▶ Work required:
Exact reproduction is required for all entries.

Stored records
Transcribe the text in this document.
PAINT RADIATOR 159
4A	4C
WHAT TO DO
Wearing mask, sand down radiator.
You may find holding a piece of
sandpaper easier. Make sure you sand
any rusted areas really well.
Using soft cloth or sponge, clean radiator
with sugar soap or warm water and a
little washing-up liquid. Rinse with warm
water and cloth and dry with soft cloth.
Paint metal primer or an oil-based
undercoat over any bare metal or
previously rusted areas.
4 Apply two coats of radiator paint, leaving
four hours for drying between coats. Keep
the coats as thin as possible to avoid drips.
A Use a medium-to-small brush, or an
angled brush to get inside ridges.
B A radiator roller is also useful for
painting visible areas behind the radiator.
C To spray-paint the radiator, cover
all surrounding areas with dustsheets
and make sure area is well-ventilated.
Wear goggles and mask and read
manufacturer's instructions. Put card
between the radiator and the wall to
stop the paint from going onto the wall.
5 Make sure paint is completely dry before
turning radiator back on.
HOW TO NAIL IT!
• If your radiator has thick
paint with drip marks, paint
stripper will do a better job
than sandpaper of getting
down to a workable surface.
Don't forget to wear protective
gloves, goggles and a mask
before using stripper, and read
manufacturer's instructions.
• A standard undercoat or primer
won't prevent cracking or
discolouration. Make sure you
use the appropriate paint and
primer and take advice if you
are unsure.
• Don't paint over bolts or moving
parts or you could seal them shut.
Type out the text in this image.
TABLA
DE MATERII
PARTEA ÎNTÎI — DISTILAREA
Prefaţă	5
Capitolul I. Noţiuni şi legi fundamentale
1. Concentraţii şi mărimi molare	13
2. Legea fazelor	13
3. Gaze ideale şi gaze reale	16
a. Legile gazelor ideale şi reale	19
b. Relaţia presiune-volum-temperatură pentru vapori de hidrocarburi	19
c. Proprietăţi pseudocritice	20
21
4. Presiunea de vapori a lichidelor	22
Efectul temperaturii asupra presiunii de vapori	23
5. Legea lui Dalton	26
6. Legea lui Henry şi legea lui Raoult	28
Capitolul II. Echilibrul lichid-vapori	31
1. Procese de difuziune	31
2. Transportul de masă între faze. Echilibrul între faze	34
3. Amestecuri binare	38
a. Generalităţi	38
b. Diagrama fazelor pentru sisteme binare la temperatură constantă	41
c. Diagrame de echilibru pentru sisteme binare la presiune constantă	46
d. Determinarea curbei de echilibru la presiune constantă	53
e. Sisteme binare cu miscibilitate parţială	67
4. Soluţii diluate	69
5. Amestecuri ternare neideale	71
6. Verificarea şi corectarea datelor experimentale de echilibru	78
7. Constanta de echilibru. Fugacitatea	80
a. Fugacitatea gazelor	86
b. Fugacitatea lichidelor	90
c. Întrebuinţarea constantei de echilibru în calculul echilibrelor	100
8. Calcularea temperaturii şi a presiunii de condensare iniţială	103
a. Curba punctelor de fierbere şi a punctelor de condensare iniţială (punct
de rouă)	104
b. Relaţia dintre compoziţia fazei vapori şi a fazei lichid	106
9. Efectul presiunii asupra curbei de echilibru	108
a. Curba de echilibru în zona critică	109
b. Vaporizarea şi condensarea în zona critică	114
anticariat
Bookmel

▶ Solved exercise:
Transcribe the text in this document.
PAINT RADIATOR 159
4A	4C
WHAT TO DO
Wearing mask, sand down radiator.
You may find holding a piece of
sandpaper easier. Make sure you sand
any rusted areas really well.
Using soft cloth or sponge, clean radiator
with sugar soap or warm water and a
little washing-up liquid. Rinse with warm
water and cloth and dry with soft cloth.
Paint metal primer or an oil-based
undercoat over any bare metal or
previously rusted areas.
4 Apply two coats of radiator paint, leaving
four hours for drying between coats. Keep
the coats as thin as possible to avoid drips.
A Use a medium-to-small brush, or an
angled brush to get inside ridges.
B A radiator roller is also useful for
painting visible areas behind the radiator.
C To spray-paint the radiator, cover
all surrounding areas with dustsheets
and make sure area is well-ventilated.
Wear goggles and mask and read
manufacturer's instructions. Put card
between the radiator and the wall to
stop the paint from going onto the wall.
5 Make sure paint is completely dry before
turning radiator back on.
HOW TO NAIL IT!
• If your radiator has thick
paint with drip marks, paint
stripper will do a better job
than sandpaper of getting
down to a workable surface.
Don't forget to wear protective
gloves, goggles and a mask
before using stripper, and read
manufacturer's instructions.
• A standard undercoat or primer
won't prevent cracking or
discolouration. Make sure you
use the appropriate paint and
primer and take advice if you
are unsure.
• Don't paint over bolts or moving
parts or you could seal them shut.
Type out the text in this image.
TABLA
DE MATERII
PARTEA ÎNTÎI — DISTILAREA
Prefaţă	5
Capitolul I. Noţiuni şi legi fundamentale
1. Concentraţii şi mărimi molare	13
2. Legea fazelor	13
3. Gaze ideale şi gaze reale	16
a. Legile gazelor ideale şi reale	19
b. Relaţia presiune-volum-temperatură pentru vapori de hidrocarburi	19
c. Proprietăţi pseudocritice	20
21
4. Presiunea de vapori a lichidelor	22
Efectul temperaturii asupra presiunii de vapori	23
5. Legea lui Dalton	26
6. Legea lui Henry şi legea lui Raoult	28
Capitolul II. Echilibrul lichid-vapori	31
1. Procese de difuziune	31
2. Transportul de masă între faze. Echilibrul între faze	34
3. Amestecuri binare	38
a. Generalităţi	38
b. Diagrama fazelor pentru sisteme binare la temperatură constantă	41
c. Diagrame de echilibru pentru sisteme binare la presiune constantă	46
d. Determinarea curbei de echilibru la presiune constantă	53
e. Sisteme binare cu miscibilitate parţială	67
4. Soluţii diluate	69
5. Amestecuri ternare neideale	71
6. Verificarea şi corectarea datelor experimentale de echilibru	78
7. Constanta de echilibru. Fugacitatea	80
a. Fugacitatea gazelor	86
b. Fugacitatea lichidelor	90
c. Întrebuinţarea constantei de echilibru în calculul echilibrelor	100
8. Calcularea temperaturii şi a presiunii de condensare iniţială	103
a. Curba punctelor de fierbere şi a punctelor de condensare iniţială (punct
de rouă)	104
b. Relaţia dintre compoziţia fazei vapori şi a fazei lichid	106
9. Efectul presiunii asupra curbei de echilibru	108
a. Curba de echilibru în zona critică	109
b. Vaporizarea şi condensarea în zona critică	114
anticariat
Bookmel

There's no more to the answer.